DIRECTION
Determine how many lines include the string "JSON". Output that number only.
═══
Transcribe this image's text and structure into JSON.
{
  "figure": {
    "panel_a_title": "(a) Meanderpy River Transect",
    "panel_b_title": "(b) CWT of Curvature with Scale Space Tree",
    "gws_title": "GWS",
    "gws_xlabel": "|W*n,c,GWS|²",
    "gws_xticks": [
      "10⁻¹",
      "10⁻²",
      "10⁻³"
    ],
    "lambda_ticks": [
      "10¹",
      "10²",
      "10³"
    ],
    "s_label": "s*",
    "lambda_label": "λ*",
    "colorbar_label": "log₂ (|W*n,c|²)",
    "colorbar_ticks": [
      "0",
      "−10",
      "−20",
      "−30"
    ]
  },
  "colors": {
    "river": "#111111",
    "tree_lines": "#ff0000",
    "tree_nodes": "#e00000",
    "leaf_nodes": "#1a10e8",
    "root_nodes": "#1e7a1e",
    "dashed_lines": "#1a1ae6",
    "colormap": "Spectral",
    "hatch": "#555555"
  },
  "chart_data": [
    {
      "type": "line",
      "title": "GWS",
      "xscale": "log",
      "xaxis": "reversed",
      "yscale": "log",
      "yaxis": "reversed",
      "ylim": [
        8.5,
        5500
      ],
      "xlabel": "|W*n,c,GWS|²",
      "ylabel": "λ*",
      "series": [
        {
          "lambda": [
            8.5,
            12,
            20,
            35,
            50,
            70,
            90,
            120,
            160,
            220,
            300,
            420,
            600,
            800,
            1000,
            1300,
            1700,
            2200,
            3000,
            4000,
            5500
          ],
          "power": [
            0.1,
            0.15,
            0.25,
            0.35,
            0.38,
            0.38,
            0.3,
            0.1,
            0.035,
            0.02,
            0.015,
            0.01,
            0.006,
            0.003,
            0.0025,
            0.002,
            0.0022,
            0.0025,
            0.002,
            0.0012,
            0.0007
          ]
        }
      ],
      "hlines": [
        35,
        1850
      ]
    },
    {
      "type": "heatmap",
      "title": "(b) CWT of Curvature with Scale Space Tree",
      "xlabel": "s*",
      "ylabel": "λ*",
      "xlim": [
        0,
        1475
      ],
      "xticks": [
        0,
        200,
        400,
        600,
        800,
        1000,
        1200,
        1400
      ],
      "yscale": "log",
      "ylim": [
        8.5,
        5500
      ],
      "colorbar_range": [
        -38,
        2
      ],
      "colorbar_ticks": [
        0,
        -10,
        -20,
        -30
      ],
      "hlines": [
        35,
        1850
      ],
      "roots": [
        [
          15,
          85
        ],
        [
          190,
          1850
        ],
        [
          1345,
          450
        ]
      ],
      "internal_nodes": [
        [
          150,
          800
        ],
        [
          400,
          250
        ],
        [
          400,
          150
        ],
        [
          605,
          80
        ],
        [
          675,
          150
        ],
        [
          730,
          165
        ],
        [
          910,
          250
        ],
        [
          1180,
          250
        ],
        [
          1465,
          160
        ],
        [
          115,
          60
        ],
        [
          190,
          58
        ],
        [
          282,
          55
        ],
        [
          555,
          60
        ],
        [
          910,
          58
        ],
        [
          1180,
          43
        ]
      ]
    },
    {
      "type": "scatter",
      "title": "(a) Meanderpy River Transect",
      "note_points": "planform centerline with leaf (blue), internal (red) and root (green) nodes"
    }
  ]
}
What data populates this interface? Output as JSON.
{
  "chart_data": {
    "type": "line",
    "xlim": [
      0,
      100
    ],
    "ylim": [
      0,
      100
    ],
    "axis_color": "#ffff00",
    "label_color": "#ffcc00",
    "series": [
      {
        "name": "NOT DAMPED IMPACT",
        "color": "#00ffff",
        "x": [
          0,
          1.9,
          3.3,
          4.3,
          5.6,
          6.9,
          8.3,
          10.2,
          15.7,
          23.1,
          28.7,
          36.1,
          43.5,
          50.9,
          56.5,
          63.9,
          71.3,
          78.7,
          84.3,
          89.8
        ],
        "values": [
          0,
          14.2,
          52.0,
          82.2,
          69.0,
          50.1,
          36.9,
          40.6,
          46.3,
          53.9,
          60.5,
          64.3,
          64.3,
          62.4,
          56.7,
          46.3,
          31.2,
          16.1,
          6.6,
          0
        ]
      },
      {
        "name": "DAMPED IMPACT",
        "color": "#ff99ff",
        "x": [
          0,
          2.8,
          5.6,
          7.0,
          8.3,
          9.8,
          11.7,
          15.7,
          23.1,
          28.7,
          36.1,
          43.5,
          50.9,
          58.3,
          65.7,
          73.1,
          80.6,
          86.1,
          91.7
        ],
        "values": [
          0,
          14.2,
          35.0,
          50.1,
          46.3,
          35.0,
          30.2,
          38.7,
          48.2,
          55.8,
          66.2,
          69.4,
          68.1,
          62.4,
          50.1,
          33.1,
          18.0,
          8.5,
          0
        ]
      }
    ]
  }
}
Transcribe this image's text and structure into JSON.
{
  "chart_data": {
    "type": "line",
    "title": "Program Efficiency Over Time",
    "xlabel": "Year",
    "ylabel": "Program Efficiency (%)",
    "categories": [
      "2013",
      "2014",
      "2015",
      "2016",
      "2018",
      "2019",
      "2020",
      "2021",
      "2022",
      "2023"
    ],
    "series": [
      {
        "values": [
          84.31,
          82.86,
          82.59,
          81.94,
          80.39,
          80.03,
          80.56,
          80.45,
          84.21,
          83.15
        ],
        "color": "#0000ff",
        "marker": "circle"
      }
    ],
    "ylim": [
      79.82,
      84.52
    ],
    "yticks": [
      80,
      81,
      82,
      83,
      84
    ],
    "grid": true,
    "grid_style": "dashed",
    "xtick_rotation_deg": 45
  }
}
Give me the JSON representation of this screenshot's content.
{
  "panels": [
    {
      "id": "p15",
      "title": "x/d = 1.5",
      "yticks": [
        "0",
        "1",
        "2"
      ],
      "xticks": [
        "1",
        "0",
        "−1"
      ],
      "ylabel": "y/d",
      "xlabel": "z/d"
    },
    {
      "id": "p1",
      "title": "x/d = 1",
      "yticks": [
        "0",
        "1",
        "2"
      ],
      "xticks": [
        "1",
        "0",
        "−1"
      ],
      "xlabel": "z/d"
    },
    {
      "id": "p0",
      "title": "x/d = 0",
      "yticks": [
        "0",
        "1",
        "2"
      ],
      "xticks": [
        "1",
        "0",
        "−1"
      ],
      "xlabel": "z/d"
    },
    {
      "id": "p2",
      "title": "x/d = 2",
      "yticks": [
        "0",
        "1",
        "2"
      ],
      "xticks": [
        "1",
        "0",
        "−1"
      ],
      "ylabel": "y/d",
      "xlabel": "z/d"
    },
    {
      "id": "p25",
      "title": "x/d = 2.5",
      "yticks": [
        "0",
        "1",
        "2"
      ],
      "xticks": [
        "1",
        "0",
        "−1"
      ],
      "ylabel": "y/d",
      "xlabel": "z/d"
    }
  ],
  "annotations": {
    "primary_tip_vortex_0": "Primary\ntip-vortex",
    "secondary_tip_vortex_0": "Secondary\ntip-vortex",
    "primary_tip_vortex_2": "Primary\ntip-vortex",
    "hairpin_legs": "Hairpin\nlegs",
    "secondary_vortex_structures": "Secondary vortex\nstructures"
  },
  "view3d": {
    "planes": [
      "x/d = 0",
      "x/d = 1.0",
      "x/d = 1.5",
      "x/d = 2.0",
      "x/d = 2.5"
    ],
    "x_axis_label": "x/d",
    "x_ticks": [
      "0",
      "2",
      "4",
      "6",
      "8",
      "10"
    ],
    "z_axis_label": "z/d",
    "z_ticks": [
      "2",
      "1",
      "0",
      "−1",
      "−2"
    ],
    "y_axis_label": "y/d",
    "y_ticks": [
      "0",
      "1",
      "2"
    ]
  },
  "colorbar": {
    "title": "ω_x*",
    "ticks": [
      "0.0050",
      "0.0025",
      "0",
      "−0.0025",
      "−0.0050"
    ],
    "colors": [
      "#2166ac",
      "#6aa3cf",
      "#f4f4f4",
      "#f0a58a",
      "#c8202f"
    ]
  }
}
═══
THE REPLY
4